----- DATA TO USE
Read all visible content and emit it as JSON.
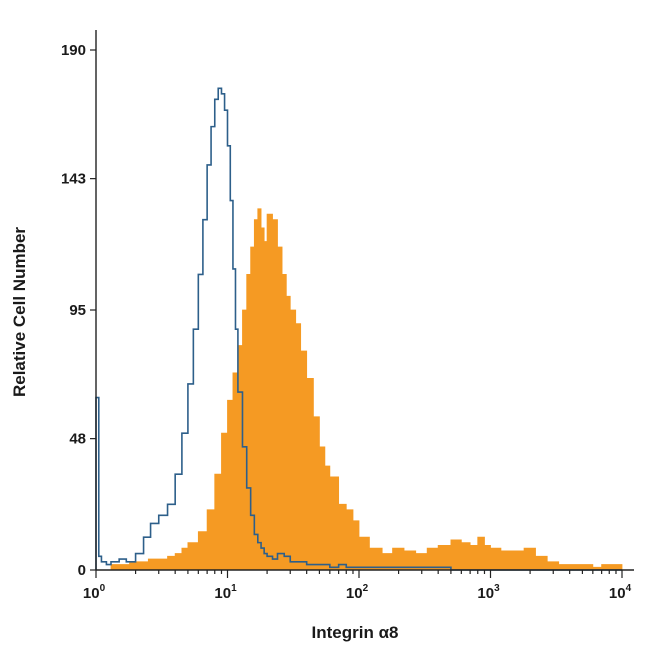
{
  "chart_data": {
    "type": "area",
    "xlabel": "Integrin α8",
    "ylabel": "Relative Cell Number",
    "x_scale": "log",
    "xlim": [
      1,
      10000
    ],
    "ylim": [
      0,
      190
    ],
    "x_ticks": [
      {
        "value": 1,
        "base": "10",
        "exp": "0"
      },
      {
        "value": 10,
        "base": "10",
        "exp": "1"
      },
      {
        "value": 100,
        "base": "10",
        "exp": "2"
      },
      {
        "value": 1000,
        "base": "10",
        "exp": "3"
      },
      {
        "value": 10000,
        "base": "10",
        "exp": "4"
      }
    ],
    "y_ticks": [
      0,
      48,
      95,
      143,
      190
    ],
    "grid": false,
    "legend": "none",
    "series": [
      {
        "style": "filled",
        "color": "#f59a23",
        "x": [
          1.3,
          1.5,
          1.8,
          2.0,
          2.5,
          3.0,
          3.5,
          4.0,
          4.5,
          5.0,
          6.0,
          7.0,
          8.0,
          9.0,
          10.0,
          11.0,
          12.0,
          13.0,
          14.0,
          15.0,
          16.0,
          17.0,
          18.0,
          19.0,
          20.0,
          22.0,
          24.0,
          26.0,
          28.0,
          30.0,
          33.0,
          36.0,
          40.0,
          45.0,
          50.0,
          55.0,
          60.0,
          70.0,
          80.0,
          90.0,
          100.0,
          120.0,
          150.0,
          180.0,
          220.0,
          270.0,
          330.0,
          400.0,
          500.0,
          600.0,
          700.0,
          800.0,
          900.0,
          1000.0,
          1200.0,
          1500.0,
          1800.0,
          2200.0,
          2700.0,
          3300.0,
          4000.0,
          5000.0,
          6000.0,
          7000.0,
          8000.0,
          9000.0,
          10000.0
        ],
        "values": [
          2,
          2,
          3,
          3,
          4,
          4,
          5,
          6,
          8,
          10,
          14,
          22,
          35,
          50,
          62,
          72,
          82,
          95,
          108,
          118,
          128,
          132,
          125,
          120,
          130,
          128,
          118,
          108,
          100,
          95,
          90,
          80,
          70,
          56,
          45,
          38,
          34,
          24,
          22,
          18,
          12,
          8,
          6,
          8,
          7,
          6,
          8,
          9,
          11,
          10,
          9,
          12,
          9,
          8,
          7,
          7,
          8,
          5,
          3,
          2,
          2,
          2,
          1,
          2,
          2,
          2,
          1
        ]
      },
      {
        "style": "outline",
        "color": "#2d5f8a",
        "x": [
          1.0,
          1.05,
          1.1,
          1.2,
          1.3,
          1.5,
          1.7,
          2.0,
          2.3,
          2.6,
          3.0,
          3.5,
          4.0,
          4.5,
          5.0,
          5.5,
          6.0,
          6.5,
          7.0,
          7.5,
          8.0,
          8.5,
          9.0,
          9.5,
          10.0,
          10.5,
          11.0,
          11.5,
          12.0,
          13.0,
          14.0,
          15.0,
          16.0,
          17.0,
          18.0,
          19.0,
          20.0,
          22.0,
          24.0,
          27.0,
          30.0,
          35.0,
          40.0,
          50.0,
          60.0,
          70.0,
          80.0,
          90.0,
          100.0,
          150.0,
          200.0,
          300.0,
          500.0,
          1000.0,
          2000.0,
          5000.0,
          10000.0
        ],
        "values": [
          63,
          5,
          3,
          2,
          3,
          4,
          3,
          6,
          12,
          17,
          20,
          24,
          35,
          50,
          68,
          88,
          108,
          128,
          148,
          162,
          172,
          176,
          174,
          168,
          155,
          135,
          110,
          88,
          65,
          45,
          30,
          20,
          13,
          10,
          8,
          6,
          5,
          4,
          6,
          5,
          3,
          3,
          2,
          2,
          1,
          2,
          1,
          1,
          1,
          1,
          1,
          1,
          0,
          0,
          0,
          0,
          0
        ]
      }
    ]
  }
}
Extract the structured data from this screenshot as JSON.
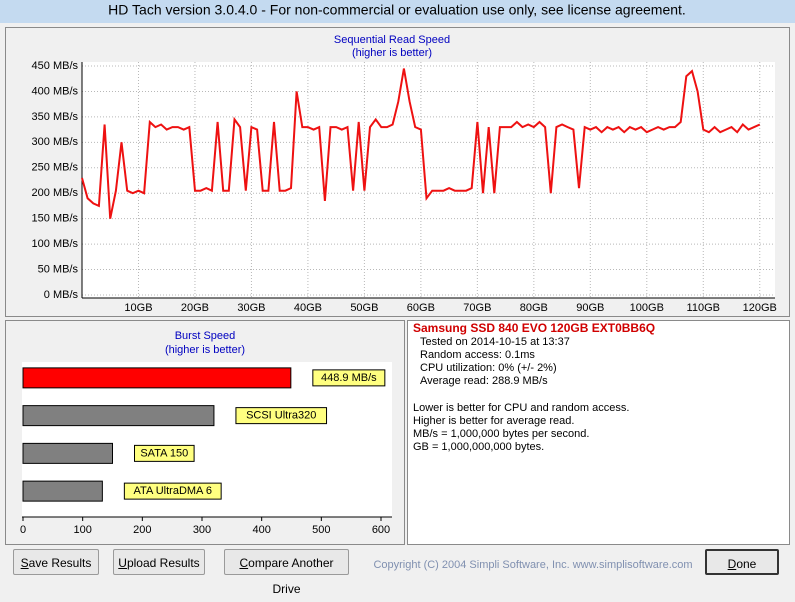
----------
Find each line with the string "JSON" and copy it out.

OUTPUT BELOW ::
Read all visible content and emit it as JSON.
Extract the structured data from this screenshot as JSON.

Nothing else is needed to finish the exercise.